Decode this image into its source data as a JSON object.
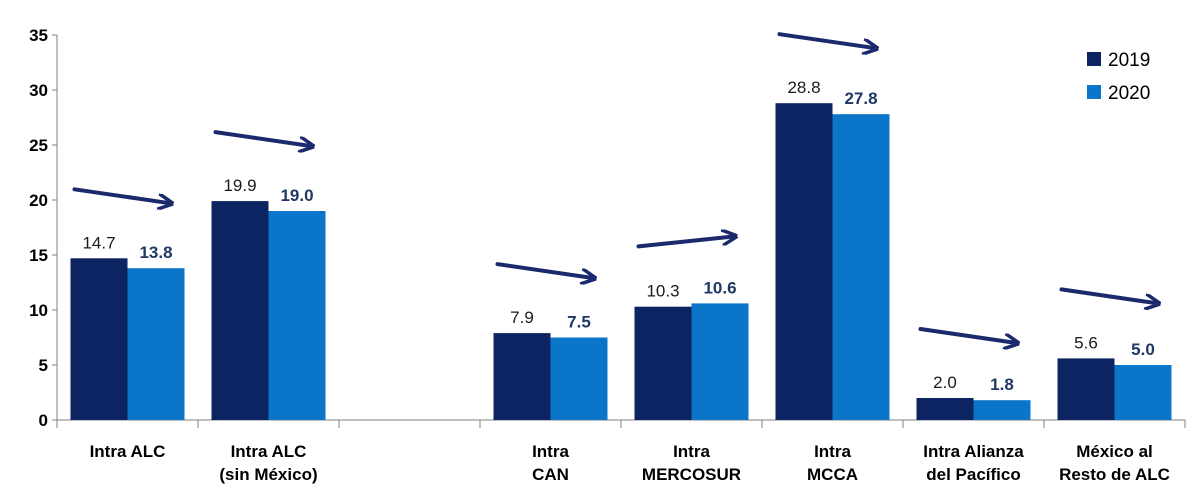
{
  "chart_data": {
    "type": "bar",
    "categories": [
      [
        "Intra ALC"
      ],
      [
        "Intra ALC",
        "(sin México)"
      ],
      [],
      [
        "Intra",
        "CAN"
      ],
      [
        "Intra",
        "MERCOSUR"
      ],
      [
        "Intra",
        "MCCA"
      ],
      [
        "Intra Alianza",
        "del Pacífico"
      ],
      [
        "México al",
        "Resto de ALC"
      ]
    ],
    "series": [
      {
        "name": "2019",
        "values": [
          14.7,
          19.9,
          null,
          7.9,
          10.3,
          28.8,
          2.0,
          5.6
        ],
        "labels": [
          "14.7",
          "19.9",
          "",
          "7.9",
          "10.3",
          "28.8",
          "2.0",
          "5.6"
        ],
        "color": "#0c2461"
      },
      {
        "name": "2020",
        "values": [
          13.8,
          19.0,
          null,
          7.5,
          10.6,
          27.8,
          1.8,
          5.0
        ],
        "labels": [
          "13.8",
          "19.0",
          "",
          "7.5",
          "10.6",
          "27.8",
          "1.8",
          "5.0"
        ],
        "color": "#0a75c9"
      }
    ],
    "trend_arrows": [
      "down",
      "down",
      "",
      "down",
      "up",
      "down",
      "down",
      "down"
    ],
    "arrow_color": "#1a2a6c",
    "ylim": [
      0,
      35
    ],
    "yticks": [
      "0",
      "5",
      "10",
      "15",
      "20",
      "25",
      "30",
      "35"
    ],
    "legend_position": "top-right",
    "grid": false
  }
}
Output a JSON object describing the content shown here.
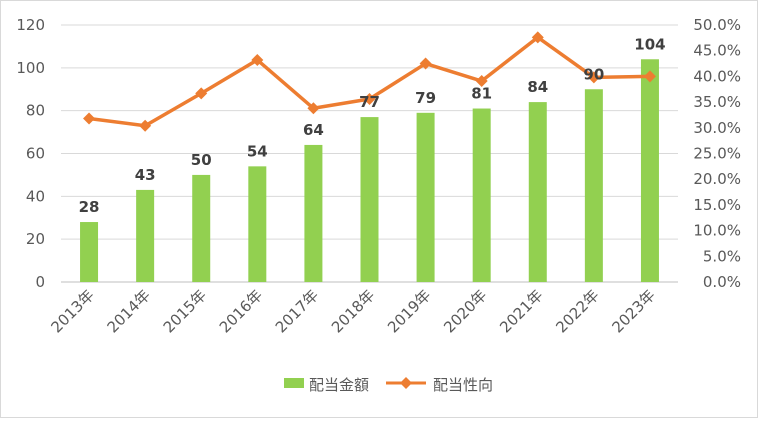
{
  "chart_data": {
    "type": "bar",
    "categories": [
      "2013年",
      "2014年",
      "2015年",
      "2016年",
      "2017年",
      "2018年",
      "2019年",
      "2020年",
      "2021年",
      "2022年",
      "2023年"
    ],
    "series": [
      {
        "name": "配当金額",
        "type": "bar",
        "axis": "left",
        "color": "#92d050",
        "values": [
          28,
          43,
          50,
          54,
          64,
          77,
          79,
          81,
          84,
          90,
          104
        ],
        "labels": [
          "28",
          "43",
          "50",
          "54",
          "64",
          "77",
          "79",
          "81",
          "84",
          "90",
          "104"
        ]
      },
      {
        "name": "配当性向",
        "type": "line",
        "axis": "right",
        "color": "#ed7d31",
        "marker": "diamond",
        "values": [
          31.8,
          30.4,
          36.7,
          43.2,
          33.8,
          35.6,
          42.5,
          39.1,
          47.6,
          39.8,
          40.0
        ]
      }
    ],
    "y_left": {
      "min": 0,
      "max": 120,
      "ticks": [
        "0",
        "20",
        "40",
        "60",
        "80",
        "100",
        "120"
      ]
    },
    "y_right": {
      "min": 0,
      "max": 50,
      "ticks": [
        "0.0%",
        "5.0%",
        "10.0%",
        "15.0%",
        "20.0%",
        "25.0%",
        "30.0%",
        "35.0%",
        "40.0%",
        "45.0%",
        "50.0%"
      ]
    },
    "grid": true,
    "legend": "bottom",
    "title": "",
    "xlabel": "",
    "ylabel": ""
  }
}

+===+

Output the data above without changes, apart from leaving out the pictures.

Decode this image into its source data as a JSON object.
{
  "chart_data": {
    "type": "bar",
    "categories": [
      [
        "Intra ALC"
      ],
      [
        "Intra ALC",
        "(sin México)"
      ],
      [],
      [
        "Intra",
        "CAN"
      ],
      [
        "Intra",
        "MERCOSUR"
      ],
      [
        "Intra",
        "MCCA"
      ],
      [
        "Intra Alianza",
        "del Pacífico"
      ],
      [
        "México al",
        "Resto de ALC"
      ]
    ],
    "series": [
      {
        "name": "2019",
        "values": [
          14.7,
          19.9,
          null,
          7.9,
          10.3,
          28.8,
          2.0,
          5.6
        ],
        "labels": [
          "14.7",
          "19.9",
          "",
          "7.9",
          "10.3",
          "28.8",
          "2.0",
          "5.6"
        ],
        "color": "#0c2461"
      },
      {
        "name": "2020",
        "values": [
          13.8,
          19.0,
          null,
          7.5,
          10.6,
          27.8,
          1.8,
          5.0
        ],
        "labels": [
          "13.8",
          "19.0",
          "",
          "7.5",
          "10.6",
          "27.8",
          "1.8",
          "5.0"
        ],
        "color": "#0a75c9"
      }
    ],
    "trend_arrows": [
      "down",
      "down",
      "",
      "down",
      "up",
      "down",
      "down",
      "down"
    ],
    "arrow_color": "#1a2a6c",
    "ylim": [
      0,
      35
    ],
    "yticks": [
      "0",
      "5",
      "10",
      "15",
      "20",
      "25",
      "30",
      "35"
    ],
    "legend_position": "top-right",
    "grid": false
  }
}
Output a JSON object describing the content shown here.
{
  "chart_data": {
    "type": "bar",
    "categories": [
      "2013年",
      "2014年",
      "2015年",
      "2016年",
      "2017年",
      "2018年",
      "2019年",
      "2020年",
      "2021年",
      "2022年",
      "2023年"
    ],
    "series": [
      {
        "name": "配当金額",
        "type": "bar",
        "axis": "left",
        "color": "#92d050",
        "values": [
          28,
          43,
          50,
          54,
          64,
          77,
          79,
          81,
          84,
          90,
          104
        ],
        "labels": [
          "28",
          "43",
          "50",
          "54",
          "64",
          "77",
          "79",
          "81",
          "84",
          "90",
          "104"
        ]
      },
      {
        "name": "配当性向",
        "type": "line",
        "axis": "right",
        "color": "#ed7d31",
        "marker": "diamond",
        "values": [
          31.8,
          30.4,
          36.7,
          43.2,
          33.8,
          35.6,
          42.5,
          39.1,
          47.6,
          39.8,
          40.0
        ]
      }
    ],
    "y_left": {
      "min": 0,
      "max": 120,
      "ticks": [
        "0",
        "20",
        "40",
        "60",
        "80",
        "100",
        "120"
      ]
    },
    "y_right": {
      "min": 0,
      "max": 50,
      "ticks": [
        "0.0%",
        "5.0%",
        "10.0%",
        "15.0%",
        "20.0%",
        "25.0%",
        "30.0%",
        "35.0%",
        "40.0%",
        "45.0%",
        "50.0%"
      ]
    },
    "grid": true,
    "legend": "bottom",
    "title": "",
    "xlabel": "",
    "ylabel": ""
  }
}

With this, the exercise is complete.